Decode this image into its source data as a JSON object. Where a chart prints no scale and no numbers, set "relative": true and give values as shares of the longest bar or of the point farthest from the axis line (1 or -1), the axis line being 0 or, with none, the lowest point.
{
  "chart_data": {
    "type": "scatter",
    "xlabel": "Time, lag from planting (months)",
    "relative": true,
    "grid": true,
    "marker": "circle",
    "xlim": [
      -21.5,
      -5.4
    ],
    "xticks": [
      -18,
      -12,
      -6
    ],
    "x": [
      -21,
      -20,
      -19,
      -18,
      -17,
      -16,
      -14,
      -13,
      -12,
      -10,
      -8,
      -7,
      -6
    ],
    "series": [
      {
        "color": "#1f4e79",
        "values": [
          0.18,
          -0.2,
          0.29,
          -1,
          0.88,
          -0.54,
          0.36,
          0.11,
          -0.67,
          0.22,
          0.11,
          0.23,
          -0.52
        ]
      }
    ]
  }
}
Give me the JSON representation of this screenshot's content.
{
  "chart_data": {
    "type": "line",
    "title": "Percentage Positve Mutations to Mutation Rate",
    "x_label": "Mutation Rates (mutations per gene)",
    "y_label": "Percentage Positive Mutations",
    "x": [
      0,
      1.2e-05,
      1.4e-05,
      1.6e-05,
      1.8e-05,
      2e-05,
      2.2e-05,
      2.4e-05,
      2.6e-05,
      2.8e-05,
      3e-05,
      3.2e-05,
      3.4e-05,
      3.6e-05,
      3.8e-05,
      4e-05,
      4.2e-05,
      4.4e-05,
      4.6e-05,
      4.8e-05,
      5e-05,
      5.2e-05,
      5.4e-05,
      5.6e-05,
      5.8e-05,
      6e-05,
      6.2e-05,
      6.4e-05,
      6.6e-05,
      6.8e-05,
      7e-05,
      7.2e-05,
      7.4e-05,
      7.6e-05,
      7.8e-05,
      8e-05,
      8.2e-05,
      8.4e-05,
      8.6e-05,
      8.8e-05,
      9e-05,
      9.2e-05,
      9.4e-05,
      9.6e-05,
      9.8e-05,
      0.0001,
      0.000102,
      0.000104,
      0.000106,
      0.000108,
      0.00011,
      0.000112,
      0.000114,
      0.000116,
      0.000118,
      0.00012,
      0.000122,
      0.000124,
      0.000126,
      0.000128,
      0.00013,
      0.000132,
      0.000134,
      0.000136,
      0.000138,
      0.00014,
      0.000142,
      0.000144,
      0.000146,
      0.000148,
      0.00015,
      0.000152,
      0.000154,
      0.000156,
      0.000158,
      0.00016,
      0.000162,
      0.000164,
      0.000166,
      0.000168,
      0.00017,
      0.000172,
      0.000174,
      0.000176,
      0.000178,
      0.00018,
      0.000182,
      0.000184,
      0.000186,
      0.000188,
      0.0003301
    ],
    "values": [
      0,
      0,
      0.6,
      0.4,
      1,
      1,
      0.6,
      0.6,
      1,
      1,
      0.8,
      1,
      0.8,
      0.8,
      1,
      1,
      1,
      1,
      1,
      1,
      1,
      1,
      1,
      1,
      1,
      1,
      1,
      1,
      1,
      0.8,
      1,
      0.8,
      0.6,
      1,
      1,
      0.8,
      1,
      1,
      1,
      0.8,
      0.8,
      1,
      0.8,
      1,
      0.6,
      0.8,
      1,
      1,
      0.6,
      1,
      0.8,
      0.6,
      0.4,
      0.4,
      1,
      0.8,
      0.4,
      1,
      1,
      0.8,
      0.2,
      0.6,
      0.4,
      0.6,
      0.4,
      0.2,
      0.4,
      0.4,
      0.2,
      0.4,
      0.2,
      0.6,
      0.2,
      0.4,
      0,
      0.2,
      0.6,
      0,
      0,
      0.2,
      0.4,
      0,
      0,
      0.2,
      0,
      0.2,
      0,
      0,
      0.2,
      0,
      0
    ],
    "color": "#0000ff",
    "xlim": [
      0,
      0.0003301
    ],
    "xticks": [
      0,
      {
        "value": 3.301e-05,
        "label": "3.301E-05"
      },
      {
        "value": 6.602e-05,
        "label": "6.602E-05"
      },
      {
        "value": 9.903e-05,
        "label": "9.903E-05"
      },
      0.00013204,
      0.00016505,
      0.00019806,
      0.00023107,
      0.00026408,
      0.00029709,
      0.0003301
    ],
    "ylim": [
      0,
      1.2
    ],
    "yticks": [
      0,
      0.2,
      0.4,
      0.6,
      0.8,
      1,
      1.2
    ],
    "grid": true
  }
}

▶ [Prompt] Write the whole listing out again. Keep every line exactly as it is.

▶ [Task response]
Decode this image into its source data as a JSON object. Where a chart prints no scale and no numbers, set "relative": true and give values as shares of the longest bar or of the point farthest from the axis line (1 or -1), the axis line being 0 or, with none, the lowest point.
{
  "chart_data": {
    "type": "scatter",
    "xlabel": "Time, lag from planting (months)",
    "relative": true,
    "grid": true,
    "marker": "circle",
    "xlim": [
      -21.5,
      -5.4
    ],
    "xticks": [
      -18,
      -12,
      -6
    ],
    "x": [
      -21,
      -20,
      -19,
      -18,
      -17,
      -16,
      -14,
      -13,
      -12,
      -10,
      -8,
      -7,
      -6
    ],
    "series": [
      {
        "color": "#1f4e79",
        "values": [
          0.18,
          -0.2,
          0.29,
          -1,
          0.88,
          -0.54,
          0.36,
          0.11,
          -0.67,
          0.22,
          0.11,
          0.23,
          -0.52
        ]
      }
    ]
  }
}
Give me the JSON representation of this screenshot's content.
{
  "chart_data": {
    "type": "line",
    "title": "Percentage Positve Mutations to Mutation Rate",
    "x_label": "Mutation Rates (mutations per gene)",
    "y_label": "Percentage Positive Mutations",
    "x": [
      0,
      1.2e-05,
      1.4e-05,
      1.6e-05,
      1.8e-05,
      2e-05,
      2.2e-05,
      2.4e-05,
      2.6e-05,
      2.8e-05,
      3e-05,
      3.2e-05,
      3.4e-05,
      3.6e-05,
      3.8e-05,
      4e-05,
      4.2e-05,
      4.4e-05,
      4.6e-05,
      4.8e-05,
      5e-05,
      5.2e-05,
      5.4e-05,
      5.6e-05,
      5.8e-05,
      6e-05,
      6.2e-05,
      6.4e-05,
      6.6e-05,
      6.8e-05,
      7e-05,
      7.2e-05,
      7.4e-05,
      7.6e-05,
      7.8e-05,
      8e-05,
      8.2e-05,
      8.4e-05,
      8.6e-05,
      8.8e-05,
      9e-05,
      9.2e-05,
      9.4e-05,
      9.6e-05,
      9.8e-05,
      0.0001,
      0.000102,
      0.000104,
      0.000106,
      0.000108,
      0.00011,
      0.000112,
      0.000114,
      0.000116,
      0.000118,
      0.00012,
      0.000122,
      0.000124,
      0.000126,
      0.000128,
      0.00013,
      0.000132,
      0.000134,
      0.000136,
      0.000138,
      0.00014,
      0.000142,
      0.000144,
      0.000146,
      0.000148,
      0.00015,
      0.000152,
      0.000154,
      0.000156,
      0.000158,
      0.00016,
      0.000162,
      0.000164,
      0.000166,
      0.000168,
      0.00017,
      0.000172,
      0.000174,
      0.000176,
      0.000178,
      0.00018,
      0.000182,
      0.000184,
      0.000186,
      0.000188,
      0.0003301
    ],
    "values": [
      0,
      0,
      0.6,
      0.4,
      1,
      1,
      0.6,
      0.6,
      1,
      1,
      0.8,
      1,
      0.8,
      0.8,
      1,
      1,
      1,
      1,
      1,
      1,
      1,
      1,
      1,
      1,
      1,
      1,
      1,
      1,
      1,
      0.8,
      1,
      0.8,
      0.6,
      1,
      1,
      0.8,
      1,
      1,
      1,
      0.8,
      0.8,
      1,
      0.8,
      1,
      0.6,
      0.8,
      1,
      1,
      0.6,
      1,
      0.8,
      0.6,
      0.4,
      0.4,
      1,
      0.8,
      0.4,
      1,
      1,
      0.8,
      0.2,
      0.6,
      0.4,
      0.6,
      0.4,
      0.2,
      0.4,
      0.4,
      0.2,
      0.4,
      0.2,
      0.6,
      0.2,
      0.4,
      0,
      0.2,
      0.6,
      0,
      0,
      0.2,
      0.4,
      0,
      0,
      0.2,
      0,
      0.2,
      0,
      0,
      0.2,
      0,
      0
    ],
    "color": "#0000ff",
    "xlim": [
      0,
      0.0003301
    ],
    "xticks": [
      0,
      {
        "value": 3.301e-05,
        "label": "3.301E-05"
      },
      {
        "value": 6.602e-05,
        "label": "6.602E-05"
      },
      {
        "value": 9.903e-05,
        "label": "9.903E-05"
      },
      0.00013204,
      0.00016505,
      0.00019806,
      0.00023107,
      0.00026408,
      0.00029709,
      0.0003301
    ],
    "ylim": [
      0,
      1.2
    ],
    "yticks": [
      0,
      0.2,
      0.4,
      0.6,
      0.8,
      1,
      1.2
    ],
    "grid": true
  }
}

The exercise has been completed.